- _EXTRACT TO READ_:

Manager of the Week is Smasher. His non-moving Inter Milandrover notched up a respectable 23 points pushing themselves just short of the chasing pack. Livercoolio jump into second place to join Dube Stars and RS T-Boy in the hunt for Decimated Left Peg's top spot.

Greg Spencer's Heroes die another death... of minus 1.

Monday 18 January 2010

Week 23: OFFL Cup Results - First Round


In an OFFL cup week it's always good to see some high scoring going on. Well, for most of you anyway. It's even better to see your team score much less than most and still make it through to the next round because your opponent is improbably even worse than you. [All turn to look at a blushing, head-hanging, Gavin Ward (HashaSmasha) who seems to have relied on his Points per Pound difference to squeeze past Fat Mal's Second 11].

Manager of the Week is Sarah John. Her Johnnies Heroes netted a megalarge 32 points guaranteeing her passage through to the next round. Let's see how the rest of you got on...


OFFL Cup
First Round
Results, Week 23

Sheep City 21 v 8 Lovedean Academicals
Nuttingham Florist 16 v 20 Wymondham Wanderers
Lashings of Cheese 12 v 21 BM Mingmongs
Fat Mal's Second 11 7 v 7 HashaSmasha
Arsenorm 14 v 7 Radnorshire Tigers
Johnny's Heroes 32 v 15 Cardinal Gold Rovers
Livercoolio 22 v 12 Kicking the Ahbit
Pompey Puss 19 v 15 Upmintster United
Dirtbox Albion 6 v 20 A God Called Fred
Knievel United 19 v -7 Must Murder Mojo Mainly
Gotsmanov's Salute 11 v 12 Tesco Value FC
Mannschester Rovers 7 v 24 Menarepigs Is Back
Spencer's Heroes 3 v 12 Olymping Macdrid
Dube Stars 27 v 13 Inter Milandrover
Decimated Left Peg 26 v 17 Torun Terrors
RS T-Boy 23 v 2 Moanchester Onionited


Congratulations to: Martyn Field, Steve Tierney, Neil McConaghy, Gavin Ward, Mark Norman, Sarah John, Russ Bielby, Lionel Larking, Rob Ivison, Edgar Rayner, Ashley Keeler, Kate Wilson, Craig McHugh, Khumbula Dube, Neil Jukes and Rick Beecroft.


Monday 11 January 2010

Week 22: OFFL Cup Excitement

As the highly desirable Kate Wilson nurses her wounded -6 scorehaul, Big Mally rubs his belly in celebration of being this week's Manager of the Week [by steering his Fat Mal's Second 11 to a haughty 3 points]. He then takes a few moments to consider whether or not his tic tacs should be exchanged for tactics in readiness for the Cup.

- _YOUR INSTRUCTIONS_: Edit the OFFL cup write-up from "Monday 18 January" up to and including "Mal's Second 11].", changing "opponent" to "rival".

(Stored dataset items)
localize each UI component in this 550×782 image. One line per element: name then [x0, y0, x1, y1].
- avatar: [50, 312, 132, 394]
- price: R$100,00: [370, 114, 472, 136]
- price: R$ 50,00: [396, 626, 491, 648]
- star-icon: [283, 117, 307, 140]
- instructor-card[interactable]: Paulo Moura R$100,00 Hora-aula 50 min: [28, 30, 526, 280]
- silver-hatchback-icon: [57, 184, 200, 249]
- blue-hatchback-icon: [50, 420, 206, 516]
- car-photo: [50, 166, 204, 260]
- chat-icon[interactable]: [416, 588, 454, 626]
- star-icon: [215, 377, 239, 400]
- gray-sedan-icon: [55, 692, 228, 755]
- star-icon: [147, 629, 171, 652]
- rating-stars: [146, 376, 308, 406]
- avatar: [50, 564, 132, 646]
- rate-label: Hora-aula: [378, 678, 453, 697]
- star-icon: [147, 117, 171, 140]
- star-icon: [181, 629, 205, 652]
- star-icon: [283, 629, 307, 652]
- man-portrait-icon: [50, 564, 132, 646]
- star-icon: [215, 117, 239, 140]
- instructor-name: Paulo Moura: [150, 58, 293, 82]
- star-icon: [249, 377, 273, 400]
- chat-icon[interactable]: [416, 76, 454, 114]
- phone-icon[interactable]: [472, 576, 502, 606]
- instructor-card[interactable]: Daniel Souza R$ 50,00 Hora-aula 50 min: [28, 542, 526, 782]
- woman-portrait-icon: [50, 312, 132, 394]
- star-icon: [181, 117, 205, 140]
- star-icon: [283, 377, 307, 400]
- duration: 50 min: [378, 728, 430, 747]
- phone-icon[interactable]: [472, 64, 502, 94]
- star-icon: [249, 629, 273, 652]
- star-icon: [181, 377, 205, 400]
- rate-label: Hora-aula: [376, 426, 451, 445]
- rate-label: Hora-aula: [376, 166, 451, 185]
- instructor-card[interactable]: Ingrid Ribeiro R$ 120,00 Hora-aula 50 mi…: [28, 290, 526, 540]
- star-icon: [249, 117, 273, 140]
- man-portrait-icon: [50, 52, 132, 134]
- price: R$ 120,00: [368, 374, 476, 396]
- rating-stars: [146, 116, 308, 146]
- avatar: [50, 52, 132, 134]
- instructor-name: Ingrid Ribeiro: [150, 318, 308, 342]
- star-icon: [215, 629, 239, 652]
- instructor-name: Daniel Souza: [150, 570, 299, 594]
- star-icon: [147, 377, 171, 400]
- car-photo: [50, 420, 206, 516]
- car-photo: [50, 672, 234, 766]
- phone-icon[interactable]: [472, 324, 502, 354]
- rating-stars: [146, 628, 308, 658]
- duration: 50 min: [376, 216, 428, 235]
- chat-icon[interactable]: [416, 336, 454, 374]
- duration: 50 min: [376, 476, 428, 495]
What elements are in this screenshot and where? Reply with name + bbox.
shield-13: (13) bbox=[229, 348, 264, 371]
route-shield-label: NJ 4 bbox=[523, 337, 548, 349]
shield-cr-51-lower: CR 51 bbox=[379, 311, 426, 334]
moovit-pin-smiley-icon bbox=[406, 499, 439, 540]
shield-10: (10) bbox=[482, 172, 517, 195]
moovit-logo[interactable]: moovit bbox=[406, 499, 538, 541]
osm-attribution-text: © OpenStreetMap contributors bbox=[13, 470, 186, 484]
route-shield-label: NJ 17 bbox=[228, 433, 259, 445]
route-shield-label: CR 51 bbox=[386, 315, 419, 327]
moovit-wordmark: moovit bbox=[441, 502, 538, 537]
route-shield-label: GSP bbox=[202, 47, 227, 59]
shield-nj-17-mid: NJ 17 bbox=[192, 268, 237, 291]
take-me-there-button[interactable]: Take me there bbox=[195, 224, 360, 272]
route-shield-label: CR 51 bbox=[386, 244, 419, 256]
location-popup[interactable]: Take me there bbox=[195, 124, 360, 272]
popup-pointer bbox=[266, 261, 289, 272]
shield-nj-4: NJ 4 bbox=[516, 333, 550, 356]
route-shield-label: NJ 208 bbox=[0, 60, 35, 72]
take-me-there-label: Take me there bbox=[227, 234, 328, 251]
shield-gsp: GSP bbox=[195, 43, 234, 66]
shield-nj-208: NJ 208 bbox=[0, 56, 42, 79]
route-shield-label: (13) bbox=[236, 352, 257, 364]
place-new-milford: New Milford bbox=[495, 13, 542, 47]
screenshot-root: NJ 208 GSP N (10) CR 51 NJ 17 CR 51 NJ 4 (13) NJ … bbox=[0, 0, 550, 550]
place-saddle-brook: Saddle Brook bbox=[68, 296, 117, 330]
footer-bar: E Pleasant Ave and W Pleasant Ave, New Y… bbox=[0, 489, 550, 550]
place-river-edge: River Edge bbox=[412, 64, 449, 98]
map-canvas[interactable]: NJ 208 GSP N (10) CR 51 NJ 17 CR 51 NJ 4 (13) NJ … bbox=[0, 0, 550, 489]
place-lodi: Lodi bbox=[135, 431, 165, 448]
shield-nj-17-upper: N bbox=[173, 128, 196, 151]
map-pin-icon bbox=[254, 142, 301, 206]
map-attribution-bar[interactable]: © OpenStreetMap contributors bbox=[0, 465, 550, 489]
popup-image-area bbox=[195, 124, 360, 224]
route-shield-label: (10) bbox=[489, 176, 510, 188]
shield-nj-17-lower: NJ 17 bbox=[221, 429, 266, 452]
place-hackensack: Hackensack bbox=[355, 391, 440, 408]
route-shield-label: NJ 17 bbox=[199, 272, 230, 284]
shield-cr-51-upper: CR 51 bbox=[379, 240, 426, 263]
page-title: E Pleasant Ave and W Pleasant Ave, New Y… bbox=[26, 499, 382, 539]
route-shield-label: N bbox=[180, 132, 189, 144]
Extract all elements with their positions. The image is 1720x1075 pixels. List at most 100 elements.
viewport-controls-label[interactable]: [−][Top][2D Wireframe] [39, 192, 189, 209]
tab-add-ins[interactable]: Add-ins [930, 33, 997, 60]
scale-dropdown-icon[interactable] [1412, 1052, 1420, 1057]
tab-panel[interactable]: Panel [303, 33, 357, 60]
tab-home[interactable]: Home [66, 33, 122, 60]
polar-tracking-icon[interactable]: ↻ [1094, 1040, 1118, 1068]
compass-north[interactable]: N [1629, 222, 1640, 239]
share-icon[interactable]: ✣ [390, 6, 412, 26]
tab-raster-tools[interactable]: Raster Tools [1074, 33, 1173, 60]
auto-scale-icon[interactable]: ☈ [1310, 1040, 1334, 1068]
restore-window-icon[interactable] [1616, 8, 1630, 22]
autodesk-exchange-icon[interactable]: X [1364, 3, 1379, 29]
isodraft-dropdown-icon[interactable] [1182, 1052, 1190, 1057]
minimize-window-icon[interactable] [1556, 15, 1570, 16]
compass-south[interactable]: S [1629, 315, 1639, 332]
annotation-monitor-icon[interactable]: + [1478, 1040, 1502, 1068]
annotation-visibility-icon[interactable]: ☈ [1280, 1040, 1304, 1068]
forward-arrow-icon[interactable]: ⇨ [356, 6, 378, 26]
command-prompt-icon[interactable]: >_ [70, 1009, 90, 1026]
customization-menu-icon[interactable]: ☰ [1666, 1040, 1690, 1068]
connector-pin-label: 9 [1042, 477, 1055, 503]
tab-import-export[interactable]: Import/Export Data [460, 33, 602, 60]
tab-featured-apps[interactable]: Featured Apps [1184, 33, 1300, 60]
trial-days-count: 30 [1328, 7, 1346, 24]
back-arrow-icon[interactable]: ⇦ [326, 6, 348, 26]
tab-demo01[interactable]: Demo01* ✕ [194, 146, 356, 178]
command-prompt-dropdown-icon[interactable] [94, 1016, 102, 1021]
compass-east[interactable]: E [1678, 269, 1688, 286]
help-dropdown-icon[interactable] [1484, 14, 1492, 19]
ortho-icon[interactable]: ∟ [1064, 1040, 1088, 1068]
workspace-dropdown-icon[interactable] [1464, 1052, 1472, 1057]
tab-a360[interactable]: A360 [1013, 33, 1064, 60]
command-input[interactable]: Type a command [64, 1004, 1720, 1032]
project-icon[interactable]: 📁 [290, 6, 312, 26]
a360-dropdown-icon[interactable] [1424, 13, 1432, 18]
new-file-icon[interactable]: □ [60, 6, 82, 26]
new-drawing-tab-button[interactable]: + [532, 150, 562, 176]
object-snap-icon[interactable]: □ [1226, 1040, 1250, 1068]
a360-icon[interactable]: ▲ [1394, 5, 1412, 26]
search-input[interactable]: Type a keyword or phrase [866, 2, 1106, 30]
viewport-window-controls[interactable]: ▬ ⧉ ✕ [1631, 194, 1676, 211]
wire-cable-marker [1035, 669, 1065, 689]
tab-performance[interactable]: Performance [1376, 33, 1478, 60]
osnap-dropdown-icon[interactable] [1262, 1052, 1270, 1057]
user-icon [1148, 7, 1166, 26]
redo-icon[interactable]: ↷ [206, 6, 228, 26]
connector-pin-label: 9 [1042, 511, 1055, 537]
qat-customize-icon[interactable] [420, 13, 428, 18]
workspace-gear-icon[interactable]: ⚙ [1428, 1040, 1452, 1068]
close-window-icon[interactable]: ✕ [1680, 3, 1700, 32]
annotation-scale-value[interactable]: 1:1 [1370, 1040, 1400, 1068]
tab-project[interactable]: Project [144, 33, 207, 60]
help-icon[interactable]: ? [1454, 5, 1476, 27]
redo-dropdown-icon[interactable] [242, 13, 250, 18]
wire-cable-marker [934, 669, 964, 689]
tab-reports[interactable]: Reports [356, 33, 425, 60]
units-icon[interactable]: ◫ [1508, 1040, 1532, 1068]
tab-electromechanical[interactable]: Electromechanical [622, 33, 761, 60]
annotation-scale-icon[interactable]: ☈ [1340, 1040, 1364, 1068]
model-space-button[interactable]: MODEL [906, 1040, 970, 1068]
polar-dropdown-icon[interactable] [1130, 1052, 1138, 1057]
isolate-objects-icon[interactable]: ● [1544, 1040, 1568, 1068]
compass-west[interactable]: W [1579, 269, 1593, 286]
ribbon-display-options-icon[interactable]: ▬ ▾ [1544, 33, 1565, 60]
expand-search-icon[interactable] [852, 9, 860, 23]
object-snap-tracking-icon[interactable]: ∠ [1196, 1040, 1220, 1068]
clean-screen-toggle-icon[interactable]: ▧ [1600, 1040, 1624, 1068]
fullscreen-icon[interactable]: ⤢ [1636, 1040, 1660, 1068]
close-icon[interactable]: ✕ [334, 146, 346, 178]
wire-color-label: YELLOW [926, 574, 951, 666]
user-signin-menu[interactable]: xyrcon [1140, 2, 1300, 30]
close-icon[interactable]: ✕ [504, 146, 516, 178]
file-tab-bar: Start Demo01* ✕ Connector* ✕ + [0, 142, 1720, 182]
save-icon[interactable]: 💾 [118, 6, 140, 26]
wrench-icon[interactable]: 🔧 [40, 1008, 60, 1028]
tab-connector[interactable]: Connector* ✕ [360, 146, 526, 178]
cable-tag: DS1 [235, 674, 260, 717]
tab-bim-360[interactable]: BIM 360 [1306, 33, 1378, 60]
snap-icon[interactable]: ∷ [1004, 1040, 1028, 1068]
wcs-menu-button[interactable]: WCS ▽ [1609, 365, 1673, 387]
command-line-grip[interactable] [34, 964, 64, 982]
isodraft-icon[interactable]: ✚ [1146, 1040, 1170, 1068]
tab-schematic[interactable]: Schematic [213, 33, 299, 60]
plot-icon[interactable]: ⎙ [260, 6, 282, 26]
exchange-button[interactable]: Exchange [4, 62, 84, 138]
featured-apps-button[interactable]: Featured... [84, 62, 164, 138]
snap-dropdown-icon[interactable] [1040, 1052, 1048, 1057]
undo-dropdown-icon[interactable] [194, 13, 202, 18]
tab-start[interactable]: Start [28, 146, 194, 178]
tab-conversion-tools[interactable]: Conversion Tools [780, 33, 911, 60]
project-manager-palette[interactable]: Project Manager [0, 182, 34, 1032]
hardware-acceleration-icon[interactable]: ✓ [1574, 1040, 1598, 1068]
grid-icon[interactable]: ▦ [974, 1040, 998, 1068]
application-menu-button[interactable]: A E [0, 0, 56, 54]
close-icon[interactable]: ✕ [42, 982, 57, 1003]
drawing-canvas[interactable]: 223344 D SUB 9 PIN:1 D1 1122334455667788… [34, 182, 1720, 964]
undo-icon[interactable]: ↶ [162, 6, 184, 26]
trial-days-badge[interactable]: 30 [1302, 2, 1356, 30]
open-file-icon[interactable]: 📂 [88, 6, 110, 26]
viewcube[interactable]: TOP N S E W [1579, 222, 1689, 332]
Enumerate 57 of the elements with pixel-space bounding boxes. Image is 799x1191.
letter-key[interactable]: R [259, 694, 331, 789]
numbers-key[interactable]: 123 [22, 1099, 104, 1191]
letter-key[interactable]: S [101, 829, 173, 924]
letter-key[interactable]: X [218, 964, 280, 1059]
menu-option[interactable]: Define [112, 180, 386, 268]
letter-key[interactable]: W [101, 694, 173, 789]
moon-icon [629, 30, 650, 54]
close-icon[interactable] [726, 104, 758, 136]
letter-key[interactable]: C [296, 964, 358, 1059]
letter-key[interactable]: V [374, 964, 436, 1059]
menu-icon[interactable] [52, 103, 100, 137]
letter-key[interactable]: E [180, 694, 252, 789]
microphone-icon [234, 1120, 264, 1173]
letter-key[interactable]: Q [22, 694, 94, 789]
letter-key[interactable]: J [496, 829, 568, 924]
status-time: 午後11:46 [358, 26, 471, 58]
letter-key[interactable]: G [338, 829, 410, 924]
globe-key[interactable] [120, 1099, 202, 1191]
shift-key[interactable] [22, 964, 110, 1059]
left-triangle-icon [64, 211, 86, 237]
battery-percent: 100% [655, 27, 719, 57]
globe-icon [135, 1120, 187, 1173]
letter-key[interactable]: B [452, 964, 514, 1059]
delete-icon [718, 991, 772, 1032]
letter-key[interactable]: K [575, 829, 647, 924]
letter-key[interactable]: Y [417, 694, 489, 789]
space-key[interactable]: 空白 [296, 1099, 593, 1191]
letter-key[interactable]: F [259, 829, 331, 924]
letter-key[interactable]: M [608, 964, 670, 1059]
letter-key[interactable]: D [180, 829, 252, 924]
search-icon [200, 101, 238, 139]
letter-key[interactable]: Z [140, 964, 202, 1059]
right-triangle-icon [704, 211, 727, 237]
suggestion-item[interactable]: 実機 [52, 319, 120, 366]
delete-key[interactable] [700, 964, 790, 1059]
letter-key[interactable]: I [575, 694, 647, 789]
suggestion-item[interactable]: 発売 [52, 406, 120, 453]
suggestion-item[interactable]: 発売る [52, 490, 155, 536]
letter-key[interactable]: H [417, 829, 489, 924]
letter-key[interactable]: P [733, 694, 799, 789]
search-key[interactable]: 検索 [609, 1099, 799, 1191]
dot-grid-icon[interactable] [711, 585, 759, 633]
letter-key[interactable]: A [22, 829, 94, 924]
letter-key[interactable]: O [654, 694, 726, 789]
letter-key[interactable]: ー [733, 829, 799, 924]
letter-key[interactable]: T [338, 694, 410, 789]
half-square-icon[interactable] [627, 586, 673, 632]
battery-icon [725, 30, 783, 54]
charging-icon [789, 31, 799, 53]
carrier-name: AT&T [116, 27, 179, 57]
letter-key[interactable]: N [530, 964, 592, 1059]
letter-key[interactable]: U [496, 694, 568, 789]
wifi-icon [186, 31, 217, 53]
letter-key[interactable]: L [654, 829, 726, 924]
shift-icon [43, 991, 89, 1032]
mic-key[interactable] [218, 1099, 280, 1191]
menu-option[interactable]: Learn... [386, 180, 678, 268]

- _EXPECTED ANSWER_:
Monday 18 January 2010

Week 23: OFFL Cup Results - First Round


In an OFFL cup week it's always good to see some high scoring going on. Well, for most of you anyway. It's even better to see your team score much less than most and still make it through to the next round because your rival is improbably even worse than you. [All turn to look at a blushing, head-hanging, Gavin Ward (HashaSmasha) who seems to have relied on his Points per Pound difference to squeeze past Fat Mal's Second 11].